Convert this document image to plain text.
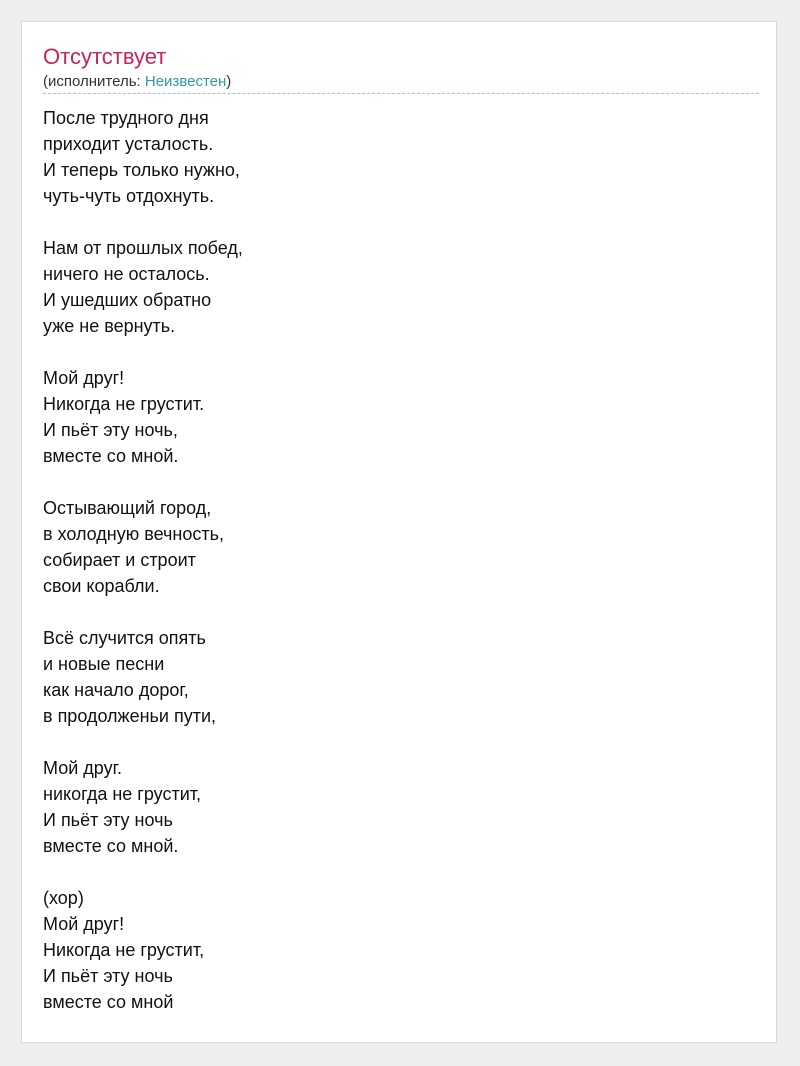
Отсутствует
(исполнитель: Неизвестен)
После трудного дня
приходит усталость.
И теперь только нужно,
чуть-чуть отдохнуть.
Нам от прошлых побед,
ничего не осталось.
И ушедших обратно
уже не вернуть.
Мой друг!
Никогда не грустит.
И пьёт эту ночь,
вместе со мной.
Остывающий город,
в холодную вечность,
собирает и строит
свои корабли.
Всё случится опять
и новые песни
как начало дорог,
в продолженьи пути,
Мой друг.
никогда не грустит,
И пьёт эту ночь
вместе со мной.
(хор)
Мой друг!
Никогда не грустит,
И пьёт эту ночь
вместе со мной
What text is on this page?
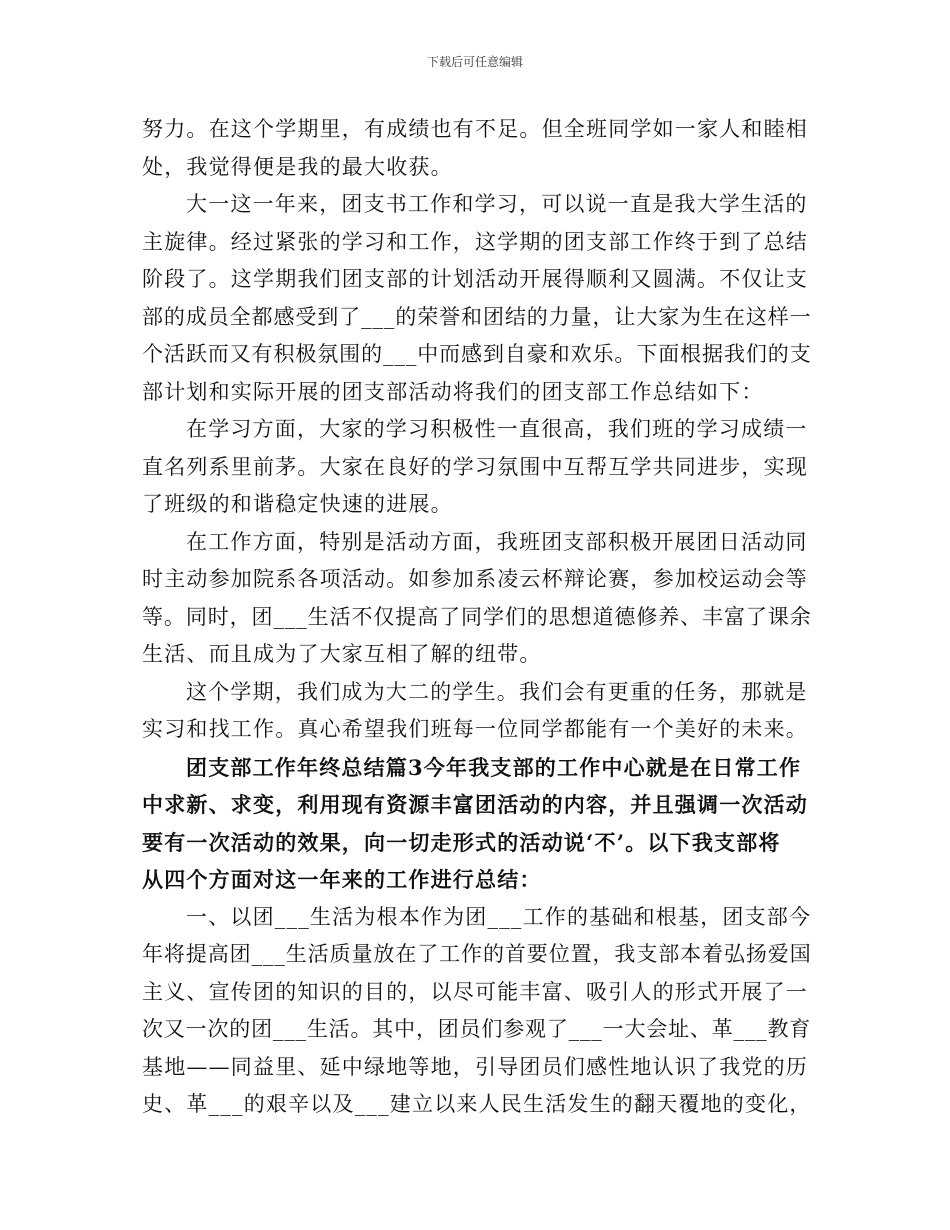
下载后可任意编辑

努力。在这个学期里，有成绩也有不足。但全班同学如一家人和睦相
处，我觉得便是我的最大收获。

大一这一年来，团支书工作和学习，可以说一直是我大学生活的
主旋律。经过紧张的学习和工作，这学期的团支部工作终于到了总结
阶段了。这学期我们团支部的计划活动开展得顺利又圆满。不仅让支
部的成员全都感受到了___的荣誉和团结的力量，让大家为生在这样一
个活跃而又有积极氛围的___中而感到自豪和欢乐。下面根据我们的支
部计划和实际开展的团支部活动将我们的团支部工作总结如下：

在学习方面，大家的学习积极性一直很高，我们班的学习成绩一
直名列系里前茅。大家在良好的学习氛围中互帮互学共同进步，实现
了班级的和谐稳定快速的进展。

在工作方面，特别是活动方面，我班团支部积极开展团日活动同
时主动参加院系各项活动。如参加系凌云杯辩论赛，参加校运动会等
等。同时，团___生活不仅提高了同学们的思想道德修养、丰富了课余
生活、而且成为了大家互相了解的纽带。

这个学期，我们成为大二的学生。我们会有更重的任务，那就是
实习和找工作。真心希望我们班每一位同学都能有一个美好的未来。

团支部工作年终总结篇3今年我支部的工作中心就是在日常工作
中求新、求变，利用现有资源丰富团活动的内容，并且强调一次活动
要有一次活动的效果，向一切走形式的活动说‘不’。以下我支部将
从四个方面对这一年来的工作进行总结：

一、以团___生活为根本作为团___工作的基础和根基，团支部今
年将提高团___生活质量放在了工作的首要位置，我支部本着弘扬爱国
主义、宣传团的知识的目的，以尽可能丰富、吸引人的形式开展了一
次又一次的团___生活。其中，团员们参观了___一大会址、革___教育
基地——同益里、延中绿地等地，引导团员们感性地认识了我党的历
史、革___的艰辛以及___建立以来人民生活发生的翻天覆地的变化，
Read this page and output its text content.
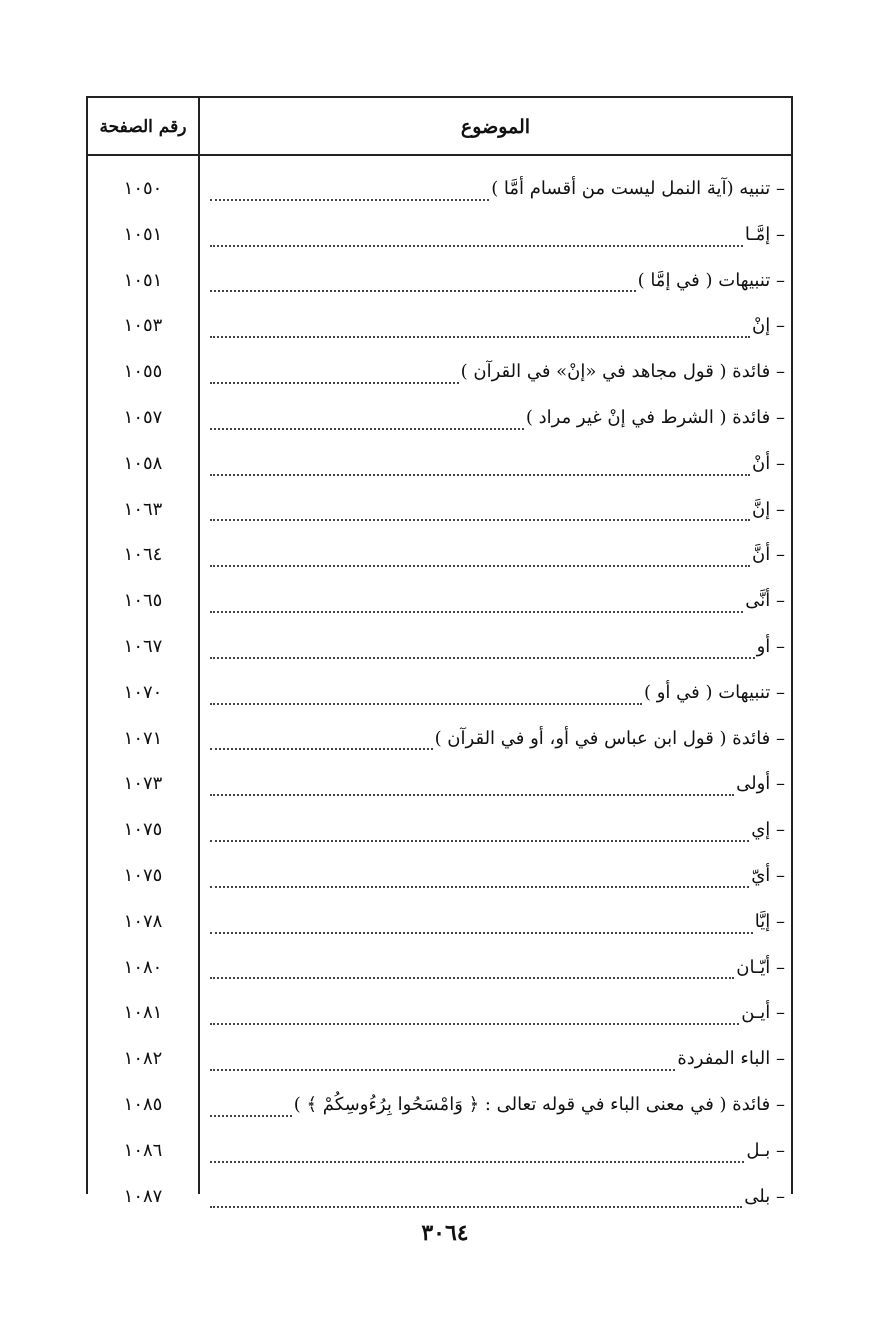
الموضوع
رقم الصفحة
– تنبيه (آية النمل ليست من أقسام أمَّا )
١٠٥٠
– إمَّـا
١٠٥١
– تنبيهات ( في إمَّا )
١٠٥١
– إنْ
١٠٥٣
– فائدة ( قول مجاهد في «إنْ» في القرآن )
١٠٥٥
– فائدة ( الشرط في إنْ غير مراد )
١٠٥٧
– أنْ
١٠٥٨
– إنَّ
١٠٦٣
– أنَّ
١٠٦٤
– أنَّى
١٠٦٥
– أو
١٠٦٧
– تنبيهات ( في أو )
١٠٧٠
– فائدة ( قول ابن عباس في أو، أو في القرآن )
١٠٧١
– أولى
١٠٧٣
– إي
١٠٧٥
– أيّ
١٠٧٥
– إيَّا
١٠٧٨
– أيّـان
١٠٨٠
– أيـن
١٠٨١
– الباء المفردة
١٠٨٢
– فائدة ( في معنى الباء في قوله تعالى : ﴿ وَامْسَحُوا بِرُءُوسِكُمْ ﴾ )
١٠٨٥
– بـل
١٠٨٦
– بلى
١٠٨٧
٣٠٦٤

□ □ □ □ □ □ □

▶ [WRITTEN INSTRUCTION]
Output the records above exactly; leave out the pictures.

▶ [THE SOLUTION]
Convert this document image to plain text.
Отсутствует
(исполнитель: Неизвестен)
После трудного дня
приходит усталость.
И теперь только нужно,
чуть-чуть отдохнуть.
Нам от прошлых побед,
ничего не осталось.
И ушедших обратно
уже не вернуть.
Мой друг!
Никогда не грустит.
И пьёт эту ночь,
вместе со мной.
Остывающий город,
в холодную вечность,
собирает и строит
свои корабли.
Всё случится опять
и новые песни
как начало дорог,
в продолженьи пути,
Мой друг.
никогда не грустит,
И пьёт эту ночь
вместе со мной.
(хор)
Мой друг!
Никогда не грустит,
И пьёт эту ночь
вместе со мной
What text is on this page?
下载后可任意编辑

努力。在这个学期里，有成绩也有不足。但全班同学如一家人和睦相
处，我觉得便是我的最大收获。

大一这一年来，团支书工作和学习，可以说一直是我大学生活的
主旋律。经过紧张的学习和工作，这学期的团支部工作终于到了总结
阶段了。这学期我们团支部的计划活动开展得顺利又圆满。不仅让支
部的成员全都感受到了___的荣誉和团结的力量，让大家为生在这样一
个活跃而又有积极氛围的___中而感到自豪和欢乐。下面根据我们的支
部计划和实际开展的团支部活动将我们的团支部工作总结如下：

在学习方面，大家的学习积极性一直很高，我们班的学习成绩一
直名列系里前茅。大家在良好的学习氛围中互帮互学共同进步，实现
了班级的和谐稳定快速的进展。

在工作方面，特别是活动方面，我班团支部积极开展团日活动同
时主动参加院系各项活动。如参加系凌云杯辩论赛，参加校运动会等
等。同时，团___生活不仅提高了同学们的思想道德修养、丰富了课余
生活、而且成为了大家互相了解的纽带。

这个学期，我们成为大二的学生。我们会有更重的任务，那就是
实习和找工作。真心希望我们班每一位同学都能有一个美好的未来。

团支部工作年终总结篇3今年我支部的工作中心就是在日常工作
中求新、求变，利用现有资源丰富团活动的内容，并且强调一次活动
要有一次活动的效果，向一切走形式的活动说‘不’。以下我支部将
从四个方面对这一年来的工作进行总结：

一、以团___生活为根本作为团___工作的基础和根基，团支部今
年将提高团___生活质量放在了工作的首要位置，我支部本着弘扬爱国
主义、宣传团的知识的目的，以尽可能丰富、吸引人的形式开展了一
次又一次的团___生活。其中，团员们参观了___一大会址、革___教育
基地——同益里、延中绿地等地，引导团员们感性地认识了我党的历
史、革___的艰辛以及___建立以来人民生活发生的翻天覆地的变化，
Read this page and output its text content.
الموضوع
رقم الصفحة
– تنبيه (آية النمل ليست من أقسام أمَّا )
١٠٥٠
– إمَّـا
١٠٥١
– تنبيهات ( في إمَّا )
١٠٥١
– إنْ
١٠٥٣
– فائدة ( قول مجاهد في «إنْ» في القرآن )
١٠٥٥
– فائدة ( الشرط في إنْ غير مراد )
١٠٥٧
– أنْ
١٠٥٨
– إنَّ
١٠٦٣
– أنَّ
١٠٦٤
– أنَّى
١٠٦٥
– أو
١٠٦٧
– تنبيهات ( في أو )
١٠٧٠
– فائدة ( قول ابن عباس في أو، أو في القرآن )
١٠٧١
– أولى
١٠٧٣
– إي
١٠٧٥
– أيّ
١٠٧٥
– إيَّا
١٠٧٨
– أيّـان
١٠٨٠
– أيـن
١٠٨١
– الباء المفردة
١٠٨٢
– فائدة ( في معنى الباء في قوله تعالى : ﴿ وَامْسَحُوا بِرُءُوسِكُمْ ﴾ )
١٠٨٥
– بـل
١٠٨٦
– بلى
١٠٨٧
٣٠٦٤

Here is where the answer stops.